## Your goal
Lay out the lines of the entries below as a JSON list of strings, one string per line with blank lines omitted, starting with the line containing "keyword-link[interactable]: что значит" and going on through the line containing "update-top-button[interactable]: Обновить данные". Include both of those lines and no others.

## Supplied material
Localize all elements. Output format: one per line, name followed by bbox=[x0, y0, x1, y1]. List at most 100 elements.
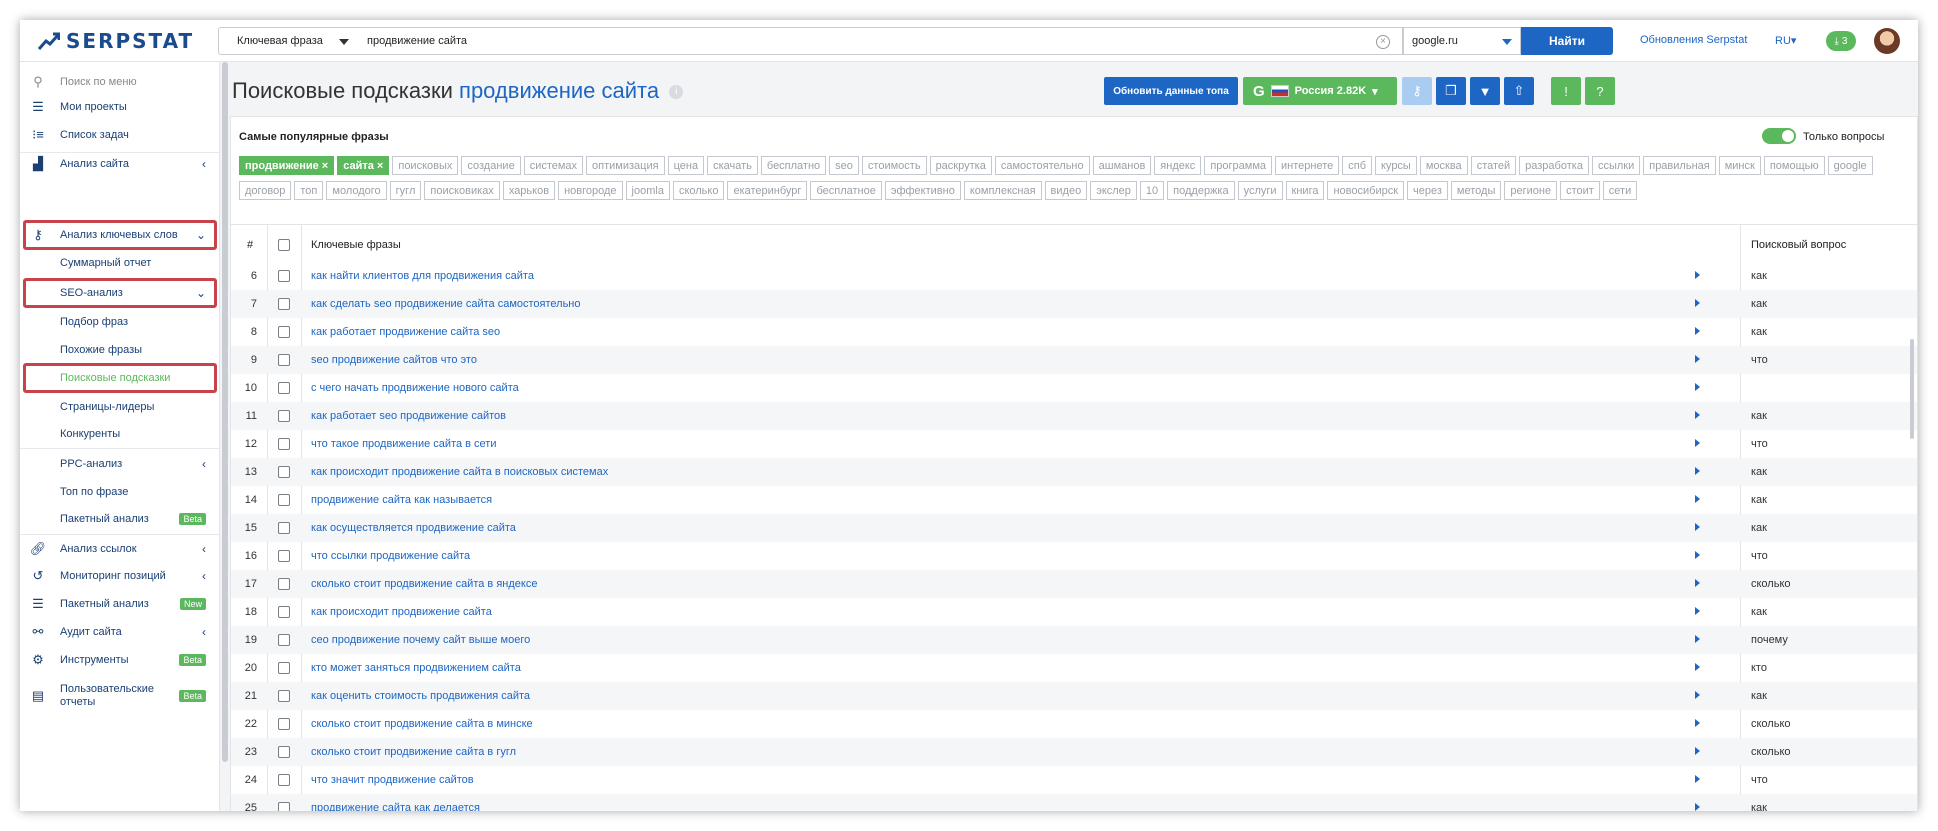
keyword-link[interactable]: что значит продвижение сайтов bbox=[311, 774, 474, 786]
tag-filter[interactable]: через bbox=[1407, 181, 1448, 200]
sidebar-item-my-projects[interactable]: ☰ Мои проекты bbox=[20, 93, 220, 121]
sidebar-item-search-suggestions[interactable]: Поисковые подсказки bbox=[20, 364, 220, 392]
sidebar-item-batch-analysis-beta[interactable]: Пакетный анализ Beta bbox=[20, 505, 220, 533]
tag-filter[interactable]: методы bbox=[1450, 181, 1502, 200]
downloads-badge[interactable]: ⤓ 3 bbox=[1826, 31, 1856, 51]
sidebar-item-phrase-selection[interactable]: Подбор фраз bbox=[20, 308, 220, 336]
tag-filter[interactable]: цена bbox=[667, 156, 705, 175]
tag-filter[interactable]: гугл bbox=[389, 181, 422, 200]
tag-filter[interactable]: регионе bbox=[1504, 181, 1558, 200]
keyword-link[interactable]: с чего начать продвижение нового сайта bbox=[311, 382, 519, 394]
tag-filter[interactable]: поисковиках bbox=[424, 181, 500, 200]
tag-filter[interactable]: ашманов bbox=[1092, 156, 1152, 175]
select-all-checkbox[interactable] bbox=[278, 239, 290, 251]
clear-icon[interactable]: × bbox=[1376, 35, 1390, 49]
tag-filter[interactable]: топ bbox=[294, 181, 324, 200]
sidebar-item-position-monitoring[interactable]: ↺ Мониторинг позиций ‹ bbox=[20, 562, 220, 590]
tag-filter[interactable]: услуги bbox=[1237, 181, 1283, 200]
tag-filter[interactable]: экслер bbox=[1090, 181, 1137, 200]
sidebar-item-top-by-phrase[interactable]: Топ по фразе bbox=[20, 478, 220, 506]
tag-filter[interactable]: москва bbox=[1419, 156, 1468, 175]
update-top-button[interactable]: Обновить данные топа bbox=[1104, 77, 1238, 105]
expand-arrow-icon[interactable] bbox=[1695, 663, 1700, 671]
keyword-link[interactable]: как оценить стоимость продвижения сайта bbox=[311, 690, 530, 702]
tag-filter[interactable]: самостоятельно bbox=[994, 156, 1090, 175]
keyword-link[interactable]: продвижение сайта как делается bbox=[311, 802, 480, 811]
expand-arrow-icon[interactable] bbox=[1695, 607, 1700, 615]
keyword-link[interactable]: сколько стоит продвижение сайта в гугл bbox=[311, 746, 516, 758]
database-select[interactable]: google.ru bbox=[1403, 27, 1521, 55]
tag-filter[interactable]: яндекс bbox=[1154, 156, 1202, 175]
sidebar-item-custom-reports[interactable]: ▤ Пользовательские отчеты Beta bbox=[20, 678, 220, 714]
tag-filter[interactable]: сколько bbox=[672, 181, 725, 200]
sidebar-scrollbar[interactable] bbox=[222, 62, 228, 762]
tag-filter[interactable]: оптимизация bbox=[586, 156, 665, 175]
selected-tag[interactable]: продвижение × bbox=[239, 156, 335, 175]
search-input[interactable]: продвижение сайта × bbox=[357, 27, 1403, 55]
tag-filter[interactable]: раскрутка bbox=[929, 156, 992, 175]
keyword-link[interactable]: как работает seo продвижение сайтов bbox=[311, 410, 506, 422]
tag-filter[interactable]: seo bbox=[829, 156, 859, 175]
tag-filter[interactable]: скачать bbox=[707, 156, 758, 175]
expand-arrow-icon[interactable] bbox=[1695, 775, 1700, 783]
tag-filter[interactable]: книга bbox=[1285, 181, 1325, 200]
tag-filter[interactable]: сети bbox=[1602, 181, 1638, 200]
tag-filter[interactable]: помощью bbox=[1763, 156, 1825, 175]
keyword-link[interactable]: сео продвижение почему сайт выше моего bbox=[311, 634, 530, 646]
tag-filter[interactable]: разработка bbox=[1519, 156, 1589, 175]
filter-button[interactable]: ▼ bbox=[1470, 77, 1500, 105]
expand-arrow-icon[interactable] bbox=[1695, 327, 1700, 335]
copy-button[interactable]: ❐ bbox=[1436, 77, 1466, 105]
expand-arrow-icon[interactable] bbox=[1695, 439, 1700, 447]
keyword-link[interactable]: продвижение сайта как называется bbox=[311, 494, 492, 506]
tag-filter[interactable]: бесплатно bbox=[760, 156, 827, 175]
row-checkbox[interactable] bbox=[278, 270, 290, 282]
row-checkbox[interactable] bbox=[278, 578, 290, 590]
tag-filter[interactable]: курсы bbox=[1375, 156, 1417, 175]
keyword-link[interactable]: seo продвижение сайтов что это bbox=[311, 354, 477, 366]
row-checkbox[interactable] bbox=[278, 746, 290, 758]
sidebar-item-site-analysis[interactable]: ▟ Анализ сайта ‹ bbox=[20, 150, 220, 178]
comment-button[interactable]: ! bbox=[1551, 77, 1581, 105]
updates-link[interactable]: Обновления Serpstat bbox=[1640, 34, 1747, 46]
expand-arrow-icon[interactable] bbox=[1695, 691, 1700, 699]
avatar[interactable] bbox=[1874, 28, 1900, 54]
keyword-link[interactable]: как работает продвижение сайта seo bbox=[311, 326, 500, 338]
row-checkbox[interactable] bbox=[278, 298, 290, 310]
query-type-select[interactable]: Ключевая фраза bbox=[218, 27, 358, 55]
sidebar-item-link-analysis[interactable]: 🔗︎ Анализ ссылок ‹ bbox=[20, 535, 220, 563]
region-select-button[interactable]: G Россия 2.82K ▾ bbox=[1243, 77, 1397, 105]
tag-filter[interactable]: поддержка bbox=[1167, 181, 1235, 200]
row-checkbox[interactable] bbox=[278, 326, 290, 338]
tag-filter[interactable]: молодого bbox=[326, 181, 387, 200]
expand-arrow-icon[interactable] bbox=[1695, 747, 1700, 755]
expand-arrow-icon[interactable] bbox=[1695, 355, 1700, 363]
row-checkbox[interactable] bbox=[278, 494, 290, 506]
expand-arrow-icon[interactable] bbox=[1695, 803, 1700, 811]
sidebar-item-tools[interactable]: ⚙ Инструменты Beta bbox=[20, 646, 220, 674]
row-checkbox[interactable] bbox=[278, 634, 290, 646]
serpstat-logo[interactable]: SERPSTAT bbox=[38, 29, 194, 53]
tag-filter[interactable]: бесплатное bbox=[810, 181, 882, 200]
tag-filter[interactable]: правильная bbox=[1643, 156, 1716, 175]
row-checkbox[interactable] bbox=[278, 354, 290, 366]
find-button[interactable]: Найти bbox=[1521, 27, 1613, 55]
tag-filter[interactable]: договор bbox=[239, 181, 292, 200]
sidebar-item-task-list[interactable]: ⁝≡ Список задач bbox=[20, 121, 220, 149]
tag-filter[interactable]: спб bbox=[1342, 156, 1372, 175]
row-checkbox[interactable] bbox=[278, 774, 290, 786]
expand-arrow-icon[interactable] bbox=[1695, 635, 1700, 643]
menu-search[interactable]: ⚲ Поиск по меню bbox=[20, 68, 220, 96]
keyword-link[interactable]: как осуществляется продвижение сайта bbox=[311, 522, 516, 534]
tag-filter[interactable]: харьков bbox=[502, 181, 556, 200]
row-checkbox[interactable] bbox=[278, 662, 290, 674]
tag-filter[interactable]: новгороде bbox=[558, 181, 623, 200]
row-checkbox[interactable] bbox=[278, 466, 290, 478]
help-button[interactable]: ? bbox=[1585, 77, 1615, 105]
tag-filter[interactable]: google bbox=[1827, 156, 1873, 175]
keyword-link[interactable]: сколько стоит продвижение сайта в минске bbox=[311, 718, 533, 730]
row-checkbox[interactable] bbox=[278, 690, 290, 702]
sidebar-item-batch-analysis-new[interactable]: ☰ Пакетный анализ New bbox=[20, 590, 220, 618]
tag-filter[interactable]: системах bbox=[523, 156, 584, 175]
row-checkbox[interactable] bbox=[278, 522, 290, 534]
--
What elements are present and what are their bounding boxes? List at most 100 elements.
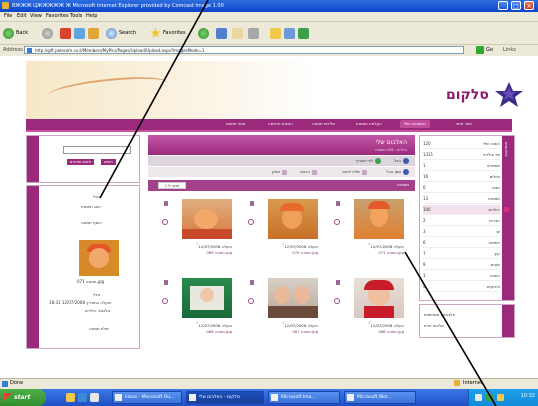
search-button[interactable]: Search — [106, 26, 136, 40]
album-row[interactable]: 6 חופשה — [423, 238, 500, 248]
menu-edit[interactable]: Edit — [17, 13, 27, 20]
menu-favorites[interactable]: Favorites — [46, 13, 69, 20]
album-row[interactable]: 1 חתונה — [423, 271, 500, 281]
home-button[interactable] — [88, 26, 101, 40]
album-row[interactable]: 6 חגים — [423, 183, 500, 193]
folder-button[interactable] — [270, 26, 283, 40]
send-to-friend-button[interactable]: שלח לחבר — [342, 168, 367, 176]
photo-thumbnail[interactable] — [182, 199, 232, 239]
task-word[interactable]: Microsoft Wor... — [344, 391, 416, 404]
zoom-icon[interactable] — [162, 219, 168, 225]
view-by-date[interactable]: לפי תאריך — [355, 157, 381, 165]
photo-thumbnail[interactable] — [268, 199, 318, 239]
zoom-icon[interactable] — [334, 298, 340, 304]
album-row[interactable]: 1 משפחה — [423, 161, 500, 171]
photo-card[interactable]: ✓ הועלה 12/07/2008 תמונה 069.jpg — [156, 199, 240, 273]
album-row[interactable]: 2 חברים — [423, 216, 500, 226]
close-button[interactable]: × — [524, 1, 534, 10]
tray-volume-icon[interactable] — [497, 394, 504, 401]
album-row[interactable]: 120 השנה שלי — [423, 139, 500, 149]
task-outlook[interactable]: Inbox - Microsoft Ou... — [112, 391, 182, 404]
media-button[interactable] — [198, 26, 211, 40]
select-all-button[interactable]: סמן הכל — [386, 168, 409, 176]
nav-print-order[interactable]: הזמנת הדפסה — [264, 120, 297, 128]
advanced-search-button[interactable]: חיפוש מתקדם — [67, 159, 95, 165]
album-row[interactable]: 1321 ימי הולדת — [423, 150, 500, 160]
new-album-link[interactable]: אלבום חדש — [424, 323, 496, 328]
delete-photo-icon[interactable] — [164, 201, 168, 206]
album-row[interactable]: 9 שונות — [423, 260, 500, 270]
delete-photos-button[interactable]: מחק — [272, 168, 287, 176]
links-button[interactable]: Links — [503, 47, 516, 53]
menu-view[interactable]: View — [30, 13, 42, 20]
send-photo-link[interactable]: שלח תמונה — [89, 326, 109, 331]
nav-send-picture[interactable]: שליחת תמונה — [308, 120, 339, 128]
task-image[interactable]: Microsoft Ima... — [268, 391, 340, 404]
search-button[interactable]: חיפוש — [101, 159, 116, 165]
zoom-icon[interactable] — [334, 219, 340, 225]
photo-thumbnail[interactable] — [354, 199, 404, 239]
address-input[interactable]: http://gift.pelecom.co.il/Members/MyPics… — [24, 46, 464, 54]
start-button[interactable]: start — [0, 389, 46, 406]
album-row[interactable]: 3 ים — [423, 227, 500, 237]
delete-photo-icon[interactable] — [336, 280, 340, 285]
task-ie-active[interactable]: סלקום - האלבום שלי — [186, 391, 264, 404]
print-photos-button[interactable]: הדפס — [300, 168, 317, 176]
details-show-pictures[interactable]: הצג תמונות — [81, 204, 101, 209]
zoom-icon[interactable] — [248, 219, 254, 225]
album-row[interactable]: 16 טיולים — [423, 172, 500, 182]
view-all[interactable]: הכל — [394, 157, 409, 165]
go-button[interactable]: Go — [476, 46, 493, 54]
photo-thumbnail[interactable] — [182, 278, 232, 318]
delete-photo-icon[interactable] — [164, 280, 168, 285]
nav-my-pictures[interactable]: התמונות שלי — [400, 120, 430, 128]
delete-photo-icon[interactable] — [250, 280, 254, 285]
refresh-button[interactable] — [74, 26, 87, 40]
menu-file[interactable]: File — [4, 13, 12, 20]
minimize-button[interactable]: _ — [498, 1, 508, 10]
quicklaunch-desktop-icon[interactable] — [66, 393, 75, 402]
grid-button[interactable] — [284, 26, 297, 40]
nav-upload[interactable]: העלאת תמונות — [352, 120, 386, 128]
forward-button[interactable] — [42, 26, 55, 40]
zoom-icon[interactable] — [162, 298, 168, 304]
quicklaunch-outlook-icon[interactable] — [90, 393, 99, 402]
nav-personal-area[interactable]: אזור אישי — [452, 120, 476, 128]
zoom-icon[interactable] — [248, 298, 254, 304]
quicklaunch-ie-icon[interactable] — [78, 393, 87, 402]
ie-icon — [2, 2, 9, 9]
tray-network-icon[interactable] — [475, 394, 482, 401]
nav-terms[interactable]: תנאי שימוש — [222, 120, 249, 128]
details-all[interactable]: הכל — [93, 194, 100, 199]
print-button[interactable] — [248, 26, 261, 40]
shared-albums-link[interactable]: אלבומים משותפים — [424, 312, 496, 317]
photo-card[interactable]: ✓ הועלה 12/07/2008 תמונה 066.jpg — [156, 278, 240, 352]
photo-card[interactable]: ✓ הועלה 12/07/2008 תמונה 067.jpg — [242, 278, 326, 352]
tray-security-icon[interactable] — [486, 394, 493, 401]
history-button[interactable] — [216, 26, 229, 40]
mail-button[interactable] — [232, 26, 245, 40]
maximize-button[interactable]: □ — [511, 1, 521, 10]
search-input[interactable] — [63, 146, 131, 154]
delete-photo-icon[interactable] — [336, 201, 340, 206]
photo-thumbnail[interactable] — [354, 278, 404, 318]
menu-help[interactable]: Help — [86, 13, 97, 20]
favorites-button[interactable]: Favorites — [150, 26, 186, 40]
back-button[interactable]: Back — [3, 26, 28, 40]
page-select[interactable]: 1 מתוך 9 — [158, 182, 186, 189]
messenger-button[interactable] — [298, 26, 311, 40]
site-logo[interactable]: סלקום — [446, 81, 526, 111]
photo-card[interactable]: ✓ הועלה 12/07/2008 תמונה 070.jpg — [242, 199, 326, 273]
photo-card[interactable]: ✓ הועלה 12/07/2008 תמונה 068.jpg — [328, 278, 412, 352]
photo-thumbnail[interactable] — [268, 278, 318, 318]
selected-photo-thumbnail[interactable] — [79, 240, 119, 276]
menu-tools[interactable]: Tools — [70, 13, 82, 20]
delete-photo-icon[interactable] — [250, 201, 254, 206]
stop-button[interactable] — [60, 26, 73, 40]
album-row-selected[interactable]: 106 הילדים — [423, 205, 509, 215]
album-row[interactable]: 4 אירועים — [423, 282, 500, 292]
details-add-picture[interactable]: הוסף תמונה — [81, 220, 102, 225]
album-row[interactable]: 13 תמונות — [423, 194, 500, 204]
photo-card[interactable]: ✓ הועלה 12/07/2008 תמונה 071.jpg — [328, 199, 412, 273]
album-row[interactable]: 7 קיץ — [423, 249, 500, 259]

## The result
[
  "keyword-link[interactable]: что значит продвижение сайтов bbox=[311, 774, 474, 786]",
  "tag-filter[interactable]: через bbox=[1407, 181, 1448, 200]",
  "sidebar-item-my-projects[interactable]: ☰ Мои проекты bbox=[20, 93, 220, 121]",
  "sidebar-item-search-suggestions[interactable]: Поисковые подсказки bbox=[20, 364, 220, 392]",
  "sidebar-item-batch-analysis-beta[interactable]: Пакетный анализ Beta bbox=[20, 505, 220, 533]",
  "tag-filter[interactable]: методы bbox=[1450, 181, 1502, 200]",
  "downloads-badge[interactable]: ⤓ 3 bbox=[1826, 31, 1856, 51]",
  "sidebar-item-phrase-selection[interactable]: Подбор фраз bbox=[20, 308, 220, 336]",
  "tag-filter[interactable]: цена bbox=[667, 156, 705, 175]",
  "tag-filter[interactable]: гугл bbox=[389, 181, 422, 200]",
  "tag-filter[interactable]: регионе bbox=[1504, 181, 1558, 200]",
  "keyword-link[interactable]: с чего начать продвижение нового сайта bbox=[311, 382, 519, 394]",
  "tag-filter[interactable]: поисковиках bbox=[424, 181, 500, 200]",
  "tag-filter[interactable]: ашманов bbox=[1092, 156, 1152, 175]",
  "select-all-checkbox[interactable] bbox=[278, 239, 290, 251]",
  "clear-icon[interactable]: × bbox=[1376, 35, 1390, 49]",
  "tag-filter[interactable]: топ bbox=[294, 181, 324, 200]",
  "sidebar-item-position-monitoring[interactable]: ↺ Мониторинг позиций ‹ bbox=[20, 562, 220, 590]",
  "tag-filter[interactable]: услуги bbox=[1237, 181, 1283, 200]",
  "tag-filter[interactable]: экслер bbox=[1090, 181, 1137, 200]",
  "sidebar-item-top-by-phrase[interactable]: Топ по фразе bbox=[20, 478, 220, 506]",
  "tag-filter[interactable]: москва bbox=[1419, 156, 1468, 175]",
  "update-top-button[interactable]: Обновить данные топа bbox=[1104, 77, 1238, 105]"
]